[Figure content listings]
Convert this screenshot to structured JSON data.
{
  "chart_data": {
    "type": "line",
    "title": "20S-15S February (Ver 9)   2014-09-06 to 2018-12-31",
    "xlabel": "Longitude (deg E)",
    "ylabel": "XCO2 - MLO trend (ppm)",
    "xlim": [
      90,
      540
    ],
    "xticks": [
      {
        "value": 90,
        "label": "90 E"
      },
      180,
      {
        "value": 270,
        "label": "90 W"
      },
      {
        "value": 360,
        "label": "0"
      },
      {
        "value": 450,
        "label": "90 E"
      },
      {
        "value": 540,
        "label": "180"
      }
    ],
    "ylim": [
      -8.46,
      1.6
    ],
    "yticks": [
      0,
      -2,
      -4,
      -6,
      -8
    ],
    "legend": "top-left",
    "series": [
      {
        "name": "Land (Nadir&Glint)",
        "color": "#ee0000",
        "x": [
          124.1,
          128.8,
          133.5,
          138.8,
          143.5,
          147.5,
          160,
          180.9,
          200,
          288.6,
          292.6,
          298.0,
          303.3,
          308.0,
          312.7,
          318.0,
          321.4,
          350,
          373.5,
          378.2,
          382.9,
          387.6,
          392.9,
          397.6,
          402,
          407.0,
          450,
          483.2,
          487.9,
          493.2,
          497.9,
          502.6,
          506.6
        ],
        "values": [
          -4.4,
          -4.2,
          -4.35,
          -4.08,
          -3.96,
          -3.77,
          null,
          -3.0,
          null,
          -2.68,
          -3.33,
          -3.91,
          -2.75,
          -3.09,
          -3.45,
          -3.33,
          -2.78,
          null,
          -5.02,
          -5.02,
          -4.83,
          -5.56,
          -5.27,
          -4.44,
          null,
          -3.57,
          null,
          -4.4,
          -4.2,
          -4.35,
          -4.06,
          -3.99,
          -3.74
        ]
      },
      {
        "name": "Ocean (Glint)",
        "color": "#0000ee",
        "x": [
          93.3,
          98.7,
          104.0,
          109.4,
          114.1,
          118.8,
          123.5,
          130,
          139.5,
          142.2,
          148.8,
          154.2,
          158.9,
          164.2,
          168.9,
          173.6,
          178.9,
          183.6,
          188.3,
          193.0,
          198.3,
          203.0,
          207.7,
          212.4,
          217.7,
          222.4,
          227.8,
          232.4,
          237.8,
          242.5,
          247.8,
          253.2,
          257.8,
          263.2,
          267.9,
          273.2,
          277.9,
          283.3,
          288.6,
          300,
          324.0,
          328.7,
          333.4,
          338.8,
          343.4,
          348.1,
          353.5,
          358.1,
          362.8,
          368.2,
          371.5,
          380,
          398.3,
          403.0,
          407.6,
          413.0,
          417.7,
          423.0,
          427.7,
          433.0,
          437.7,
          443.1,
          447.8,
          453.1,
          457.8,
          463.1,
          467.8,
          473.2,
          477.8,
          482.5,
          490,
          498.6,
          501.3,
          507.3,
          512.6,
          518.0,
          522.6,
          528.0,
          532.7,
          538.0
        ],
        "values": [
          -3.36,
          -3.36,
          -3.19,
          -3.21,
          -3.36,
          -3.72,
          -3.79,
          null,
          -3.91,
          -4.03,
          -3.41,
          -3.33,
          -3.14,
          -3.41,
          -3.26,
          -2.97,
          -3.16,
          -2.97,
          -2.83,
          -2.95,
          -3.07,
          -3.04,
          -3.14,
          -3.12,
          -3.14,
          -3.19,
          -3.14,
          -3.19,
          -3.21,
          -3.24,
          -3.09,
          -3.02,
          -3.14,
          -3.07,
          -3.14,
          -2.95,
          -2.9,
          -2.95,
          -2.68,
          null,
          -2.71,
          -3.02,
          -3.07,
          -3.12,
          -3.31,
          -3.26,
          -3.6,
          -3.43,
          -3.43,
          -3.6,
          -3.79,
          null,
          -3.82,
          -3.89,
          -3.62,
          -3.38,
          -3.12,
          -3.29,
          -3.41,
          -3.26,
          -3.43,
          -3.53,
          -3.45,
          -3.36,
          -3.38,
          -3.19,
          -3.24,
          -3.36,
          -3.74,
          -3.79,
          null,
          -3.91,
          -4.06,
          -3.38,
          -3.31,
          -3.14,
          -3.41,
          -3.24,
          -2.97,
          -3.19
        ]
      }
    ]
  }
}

DIRECTION –
Transcribe the data. Leave every line exactly as it is.

RIGHT ANSWER –
Convert this screenshot to structured JSON data.
{
  "chart_data": {
    "type": "line",
    "title": "20S-15S February (Ver 9)   2014-09-06 to 2018-12-31",
    "xlabel": "Longitude (deg E)",
    "ylabel": "XCO2 - MLO trend (ppm)",
    "xlim": [
      90,
      540
    ],
    "xticks": [
      {
        "value": 90,
        "label": "90 E"
      },
      180,
      {
        "value": 270,
        "label": "90 W"
      },
      {
        "value": 360,
        "label": "0"
      },
      {
        "value": 450,
        "label": "90 E"
      },
      {
        "value": 540,
        "label": "180"
      }
    ],
    "ylim": [
      -8.46,
      1.6
    ],
    "yticks": [
      0,
      -2,
      -4,
      -6,
      -8
    ],
    "legend": "top-left",
    "series": [
      {
        "name": "Land (Nadir&Glint)",
        "color": "#ee0000",
        "x": [
          124.1,
          128.8,
          133.5,
          138.8,
          143.5,
          147.5,
          160,
          180.9,
          200,
          288.6,
          292.6,
          298.0,
          303.3,
          308.0,
          312.7,
          318.0,
          321.4,
          350,
          373.5,
          378.2,
          382.9,
          387.6,
          392.9,
          397.6,
          402,
          407.0,
          450,
          483.2,
          487.9,
          493.2,
          497.9,
          502.6,
          506.6
        ],
        "values": [
          -4.4,
          -4.2,
          -4.35,
          -4.08,
          -3.96,
          -3.77,
          null,
          -3.0,
          null,
          -2.68,
          -3.33,
          -3.91,
          -2.75,
          -3.09,
          -3.45,
          -3.33,
          -2.78,
          null,
          -5.02,
          -5.02,
          -4.83,
          -5.56,
          -5.27,
          -4.44,
          null,
          -3.57,
          null,
          -4.4,
          -4.2,
          -4.35,
          -4.06,
          -3.99,
          -3.74
        ]
      },
      {
        "name": "Ocean (Glint)",
        "color": "#0000ee",
        "x": [
          93.3,
          98.7,
          104.0,
          109.4,
          114.1,
          118.8,
          123.5,
          130,
          139.5,
          142.2,
          148.8,
          154.2,
          158.9,
          164.2,
          168.9,
          173.6,
          178.9,
          183.6,
          188.3,
          193.0,
          198.3,
          203.0,
          207.7,
          212.4,
          217.7,
          222.4,
          227.8,
          232.4,
          237.8,
          242.5,
          247.8,
          253.2,
          257.8,
          263.2,
          267.9,
          273.2,
          277.9,
          283.3,
          288.6,
          300,
          324.0,
          328.7,
          333.4,
          338.8,
          343.4,
          348.1,
          353.5,
          358.1,
          362.8,
          368.2,
          371.5,
          380,
          398.3,
          403.0,
          407.6,
          413.0,
          417.7,
          423.0,
          427.7,
          433.0,
          437.7,
          443.1,
          447.8,
          453.1,
          457.8,
          463.1,
          467.8,
          473.2,
          477.8,
          482.5,
          490,
          498.6,
          501.3,
          507.3,
          512.6,
          518.0,
          522.6,
          528.0,
          532.7,
          538.0
        ],
        "values": [
          -3.36,
          -3.36,
          -3.19,
          -3.21,
          -3.36,
          -3.72,
          -3.79,
          null,
          -3.91,
          -4.03,
          -3.41,
          -3.33,
          -3.14,
          -3.41,
          -3.26,
          -2.97,
          -3.16,
          -2.97,
          -2.83,
          -2.95,
          -3.07,
          -3.04,
          -3.14,
          -3.12,
          -3.14,
          -3.19,
          -3.14,
          -3.19,
          -3.21,
          -3.24,
          -3.09,
          -3.02,
          -3.14,
          -3.07,
          -3.14,
          -2.95,
          -2.9,
          -2.95,
          -2.68,
          null,
          -2.71,
          -3.02,
          -3.07,
          -3.12,
          -3.31,
          -3.26,
          -3.6,
          -3.43,
          -3.43,
          -3.6,
          -3.79,
          null,
          -3.82,
          -3.89,
          -3.62,
          -3.38,
          -3.12,
          -3.29,
          -3.41,
          -3.26,
          -3.43,
          -3.53,
          -3.45,
          -3.36,
          -3.38,
          -3.19,
          -3.24,
          -3.36,
          -3.74,
          -3.79,
          null,
          -3.91,
          -4.06,
          -3.38,
          -3.31,
          -3.14,
          -3.41,
          -3.24,
          -2.97,
          -3.19
        ]
      }
    ]
  }
}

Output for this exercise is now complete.